## [Brief]
The entries below should be transcribed in their entirety, exactly as written.

========

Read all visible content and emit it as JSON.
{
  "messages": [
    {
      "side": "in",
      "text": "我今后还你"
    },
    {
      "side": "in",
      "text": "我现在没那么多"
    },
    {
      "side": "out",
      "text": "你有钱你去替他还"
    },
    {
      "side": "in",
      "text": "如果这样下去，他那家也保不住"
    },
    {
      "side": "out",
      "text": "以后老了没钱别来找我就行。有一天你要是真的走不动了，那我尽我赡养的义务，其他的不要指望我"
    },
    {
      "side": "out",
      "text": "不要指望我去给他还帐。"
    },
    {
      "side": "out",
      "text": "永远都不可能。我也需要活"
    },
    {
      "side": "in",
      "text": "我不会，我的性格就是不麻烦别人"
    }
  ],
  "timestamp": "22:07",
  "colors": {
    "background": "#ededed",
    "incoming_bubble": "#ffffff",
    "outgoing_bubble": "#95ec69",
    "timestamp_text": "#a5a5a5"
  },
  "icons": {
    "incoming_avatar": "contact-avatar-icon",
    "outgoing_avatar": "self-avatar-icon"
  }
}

========

## [Solution for this task]
Read all visible content and emit it as JSON.
{
  "messages": [
    {
      "side": "in",
      "text": "我今后还你"
    },
    {
      "side": "in",
      "text": "我现在没那么多"
    },
    {
      "side": "out",
      "text": "你有钱你去替他还"
    },
    {
      "side": "in",
      "text": "如果这样下去，他那家也保不住"
    },
    {
      "side": "out",
      "text": "以后老了没钱别来找我就行。有一天你要是真的走不动了，那我尽我赡养的义务，其他的不要指望我"
    },
    {
      "side": "out",
      "text": "不要指望我去给他还帐。"
    },
    {
      "side": "out",
      "text": "永远都不可能。我也需要活"
    },
    {
      "side": "in",
      "text": "我不会，我的性格就是不麻烦别人"
    }
  ],
  "timestamp": "22:07",
  "colors": {
    "background": "#ededed",
    "incoming_bubble": "#ffffff",
    "outgoing_bubble": "#95ec69",
    "timestamp_text": "#a5a5a5"
  },
  "icons": {
    "incoming_avatar": "contact-avatar-icon",
    "outgoing_avatar": "self-avatar-icon"
  }
}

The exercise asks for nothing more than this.